(Data entries)
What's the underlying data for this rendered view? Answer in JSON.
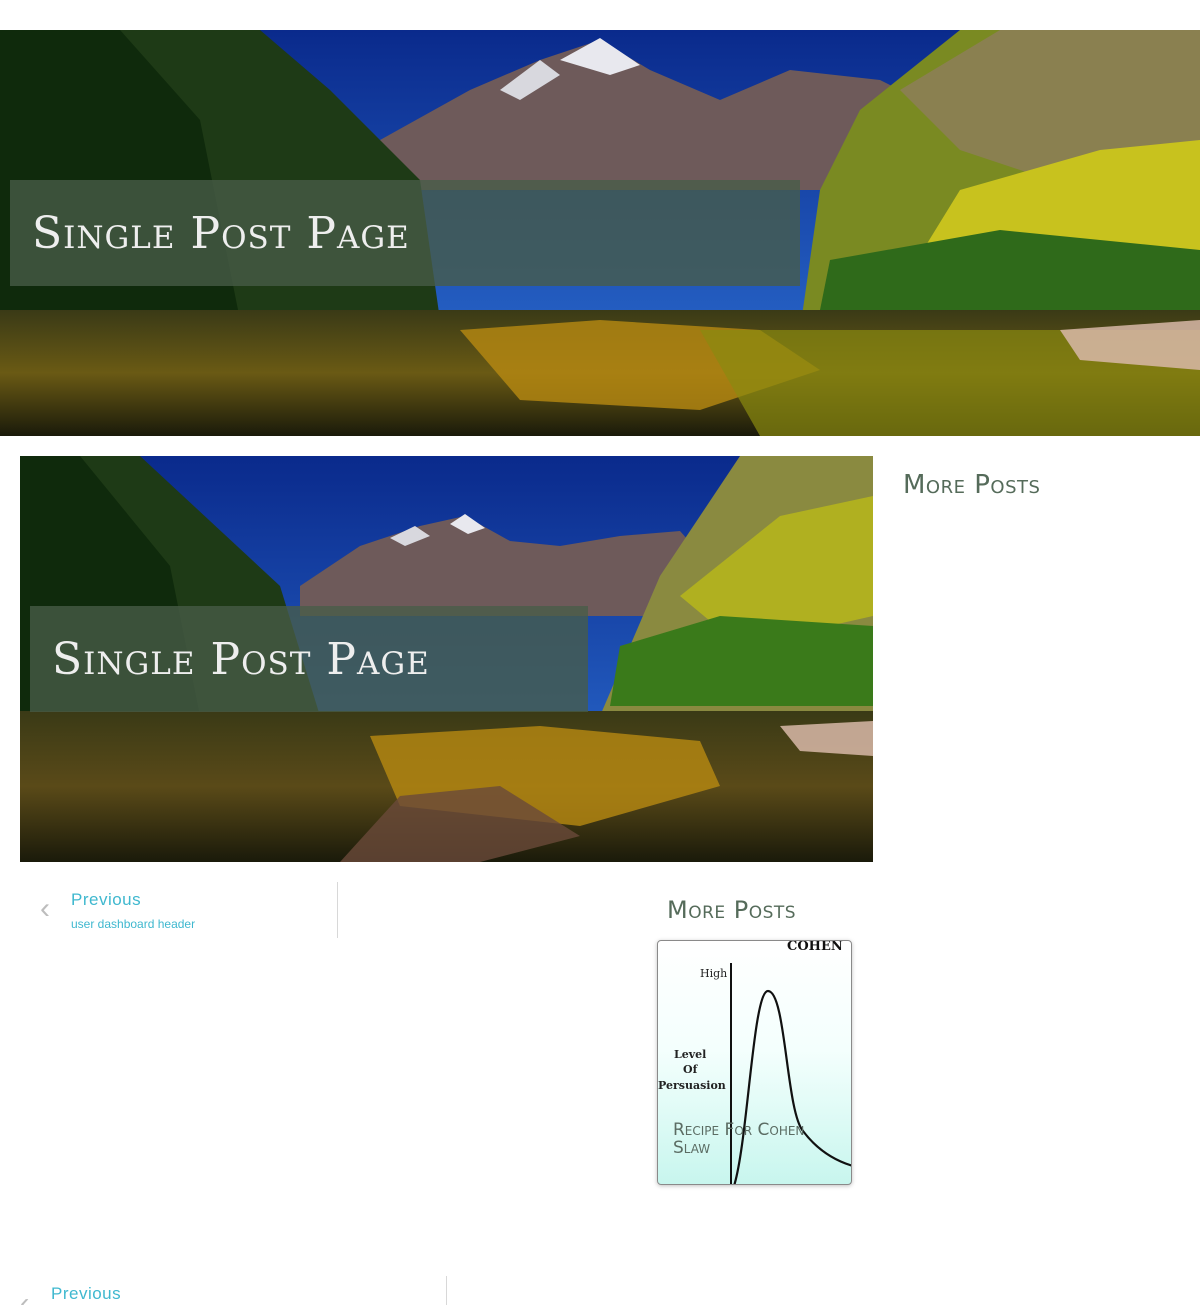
{
  "hero": {
    "title": "Single Post Page"
  },
  "post": {
    "image_title": "Single Post Page"
  },
  "sidebar": {
    "heading": "More Posts"
  },
  "post_navigation": {
    "chevron": "‹",
    "previous_label": "Previous",
    "previous_post_title": "user dashboard header"
  },
  "more_posts": {
    "heading": "More Posts",
    "cards": [
      {
        "title": "Recipe For Cohen Slaw",
        "graphic": {
          "brand": "COHEN",
          "y_high": "High",
          "y_label_1": "Level",
          "y_label_2": "Of",
          "y_label_3": "Persuasion"
        }
      }
    ]
  },
  "bottom_navigation": {
    "chevron": "‹",
    "previous_label": "Previous"
  },
  "colors": {
    "link": "#3fb8cf",
    "heading": "#556b5a",
    "title_band": "#485c48"
  }
}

● **DESCRIPTION OF THE TASK**
Reproduce the records above exactly, leaving out every picture they contain.

● **RESPONSE**
What's the underlying data for this rendered view? Answer in JSON.
{
  "hero": {
    "title": "Single Post Page"
  },
  "post": {
    "image_title": "Single Post Page"
  },
  "sidebar": {
    "heading": "More Posts"
  },
  "post_navigation": {
    "chevron": "‹",
    "previous_label": "Previous",
    "previous_post_title": "user dashboard header"
  },
  "more_posts": {
    "heading": "More Posts",
    "cards": [
      {
        "title": "Recipe For Cohen Slaw",
        "graphic": {
          "brand": "COHEN",
          "y_high": "High",
          "y_label_1": "Level",
          "y_label_2": "Of",
          "y_label_3": "Persuasion"
        }
      }
    ]
  },
  "bottom_navigation": {
    "chevron": "‹",
    "previous_label": "Previous"
  },
  "colors": {
    "link": "#3fb8cf",
    "heading": "#556b5a",
    "title_band": "#485c48"
  }
}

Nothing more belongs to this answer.